((

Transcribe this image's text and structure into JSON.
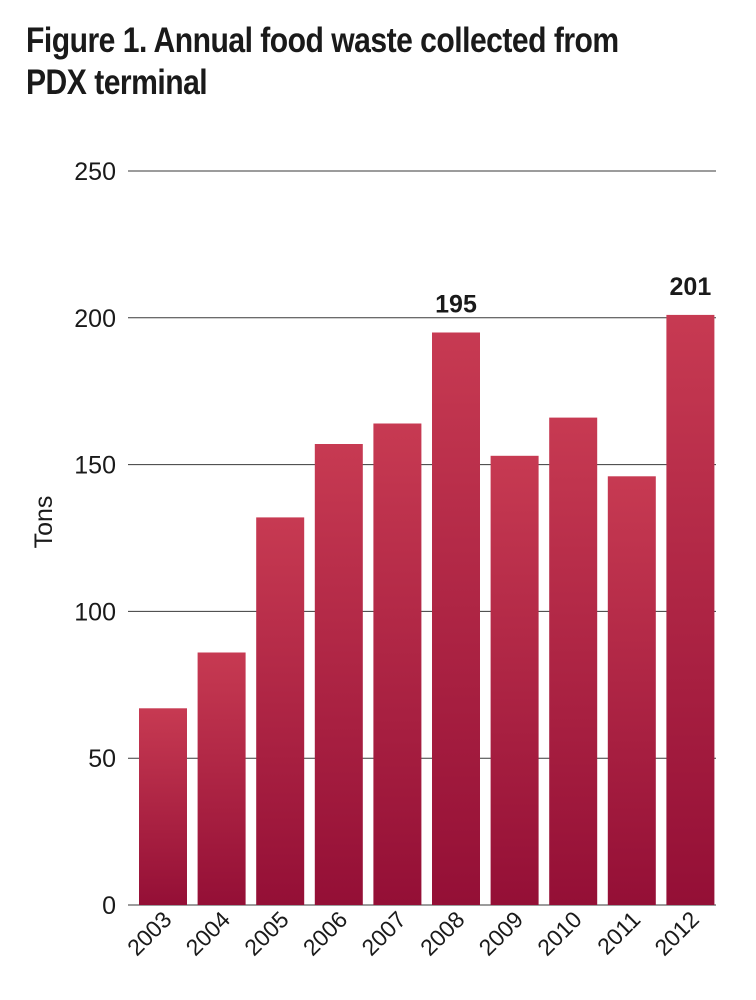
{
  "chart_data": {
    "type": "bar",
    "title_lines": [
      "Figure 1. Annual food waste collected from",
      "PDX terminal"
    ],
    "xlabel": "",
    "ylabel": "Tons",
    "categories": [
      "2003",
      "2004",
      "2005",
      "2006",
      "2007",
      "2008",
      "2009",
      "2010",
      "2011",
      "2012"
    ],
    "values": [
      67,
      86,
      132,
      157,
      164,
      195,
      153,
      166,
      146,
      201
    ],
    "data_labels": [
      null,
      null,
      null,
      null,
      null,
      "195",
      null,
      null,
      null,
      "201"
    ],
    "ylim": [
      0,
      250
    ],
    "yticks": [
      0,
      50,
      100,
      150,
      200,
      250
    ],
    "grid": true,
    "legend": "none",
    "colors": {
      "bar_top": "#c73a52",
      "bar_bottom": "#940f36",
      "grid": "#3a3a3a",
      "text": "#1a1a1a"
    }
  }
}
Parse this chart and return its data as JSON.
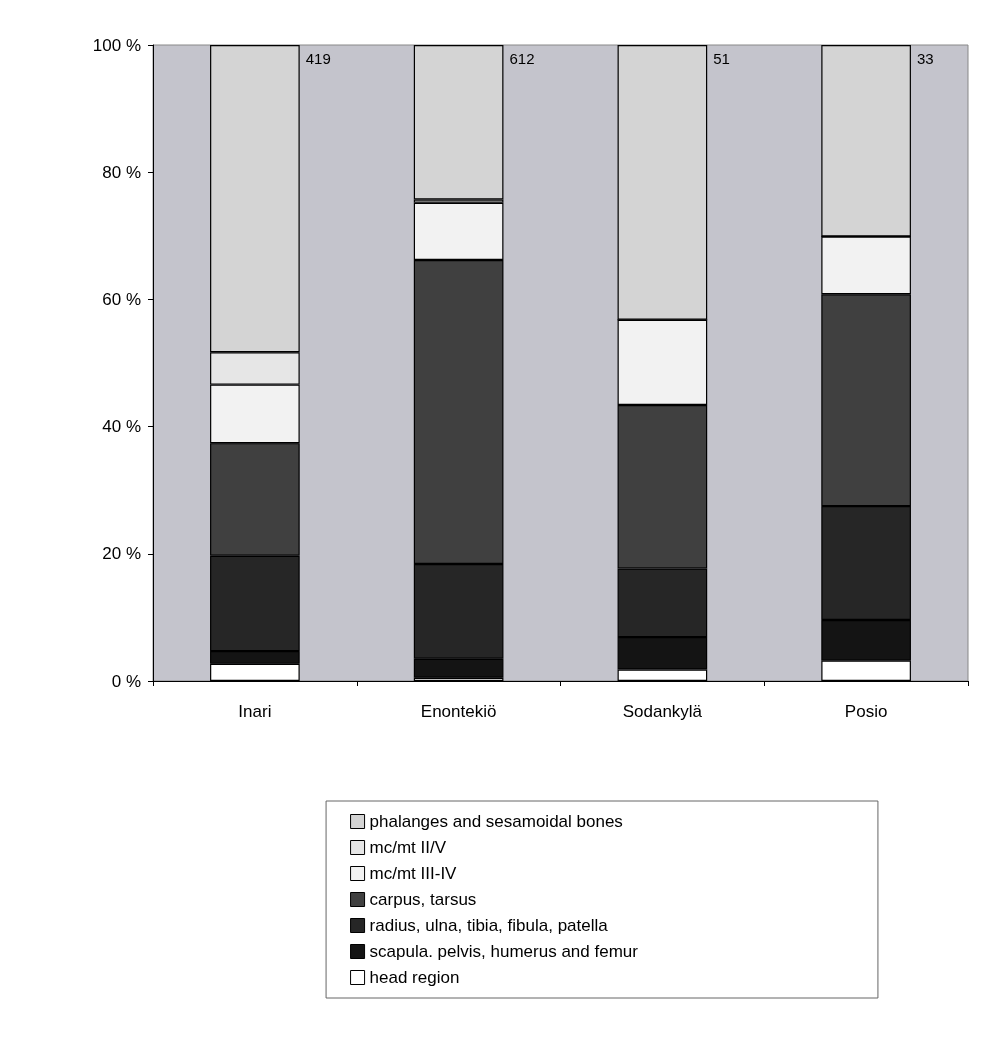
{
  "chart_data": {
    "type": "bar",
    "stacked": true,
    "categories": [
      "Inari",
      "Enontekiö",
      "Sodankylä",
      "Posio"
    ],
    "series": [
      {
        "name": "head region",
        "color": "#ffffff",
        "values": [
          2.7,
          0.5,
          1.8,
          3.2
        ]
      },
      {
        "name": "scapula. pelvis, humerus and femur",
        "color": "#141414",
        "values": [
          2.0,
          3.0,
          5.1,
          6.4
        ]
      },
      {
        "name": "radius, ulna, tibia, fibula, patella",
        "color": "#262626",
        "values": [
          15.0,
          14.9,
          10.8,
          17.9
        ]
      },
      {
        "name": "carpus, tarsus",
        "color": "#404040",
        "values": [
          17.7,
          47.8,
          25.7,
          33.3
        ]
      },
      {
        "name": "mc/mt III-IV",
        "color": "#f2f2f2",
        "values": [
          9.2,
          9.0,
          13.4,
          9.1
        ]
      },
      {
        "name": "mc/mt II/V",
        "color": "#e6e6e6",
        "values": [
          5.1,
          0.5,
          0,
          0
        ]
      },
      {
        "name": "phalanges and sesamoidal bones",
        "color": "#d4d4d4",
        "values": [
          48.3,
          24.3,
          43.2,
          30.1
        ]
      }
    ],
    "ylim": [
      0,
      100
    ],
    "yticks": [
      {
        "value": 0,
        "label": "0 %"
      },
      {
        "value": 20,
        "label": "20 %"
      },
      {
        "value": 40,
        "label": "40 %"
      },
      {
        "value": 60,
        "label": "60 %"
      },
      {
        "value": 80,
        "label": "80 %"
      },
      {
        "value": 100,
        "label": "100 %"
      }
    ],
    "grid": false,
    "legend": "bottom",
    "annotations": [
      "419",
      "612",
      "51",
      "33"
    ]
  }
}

))

Work instructions:
Print all the records again exactly; do not include any picture.

Solution to the problem:
Transcribe this image's text and structure into JSON.
{
  "chart_data": {
    "type": "bar",
    "title_lines": [
      "Figure 1. Annual food waste collected from",
      "PDX terminal"
    ],
    "xlabel": "",
    "ylabel": "Tons",
    "categories": [
      "2003",
      "2004",
      "2005",
      "2006",
      "2007",
      "2008",
      "2009",
      "2010",
      "2011",
      "2012"
    ],
    "values": [
      67,
      86,
      132,
      157,
      164,
      195,
      153,
      166,
      146,
      201
    ],
    "data_labels": [
      null,
      null,
      null,
      null,
      null,
      "195",
      null,
      null,
      null,
      "201"
    ],
    "ylim": [
      0,
      250
    ],
    "yticks": [
      0,
      50,
      100,
      150,
      200,
      250
    ],
    "grid": true,
    "legend": "none",
    "colors": {
      "bar_top": "#c73a52",
      "bar_bottom": "#940f36",
      "grid": "#3a3a3a",
      "text": "#1a1a1a"
    }
  }
}
Parse this chart and return its data as JSON.
{
  "chart_data": {
    "type": "bar",
    "stacked": true,
    "categories": [
      "Inari",
      "Enontekiö",
      "Sodankylä",
      "Posio"
    ],
    "series": [
      {
        "name": "head region",
        "color": "#ffffff",
        "values": [
          2.7,
          0.5,
          1.8,
          3.2
        ]
      },
      {
        "name": "scapula. pelvis, humerus and femur",
        "color": "#141414",
        "values": [
          2.0,
          3.0,
          5.1,
          6.4
        ]
      },
      {
        "name": "radius, ulna, tibia, fibula, patella",
        "color": "#262626",
        "values": [
          15.0,
          14.9,
          10.8,
          17.9
        ]
      },
      {
        "name": "carpus, tarsus",
        "color": "#404040",
        "values": [
          17.7,
          47.8,
          25.7,
          33.3
        ]
      },
      {
        "name": "mc/mt III-IV",
        "color": "#f2f2f2",
        "values": [
          9.2,
          9.0,
          13.4,
          9.1
        ]
      },
      {
        "name": "mc/mt II/V",
        "color": "#e6e6e6",
        "values": [
          5.1,
          0.5,
          0,
          0
        ]
      },
      {
        "name": "phalanges and sesamoidal bones",
        "color": "#d4d4d4",
        "values": [
          48.3,
          24.3,
          43.2,
          30.1
        ]
      }
    ],
    "ylim": [
      0,
      100
    ],
    "yticks": [
      {
        "value": 0,
        "label": "0 %"
      },
      {
        "value": 20,
        "label": "20 %"
      },
      {
        "value": 40,
        "label": "40 %"
      },
      {
        "value": 60,
        "label": "60 %"
      },
      {
        "value": 80,
        "label": "80 %"
      },
      {
        "value": 100,
        "label": "100 %"
      }
    ],
    "grid": false,
    "legend": "bottom",
    "annotations": [
      "419",
      "612",
      "51",
      "33"
    ]
  }
}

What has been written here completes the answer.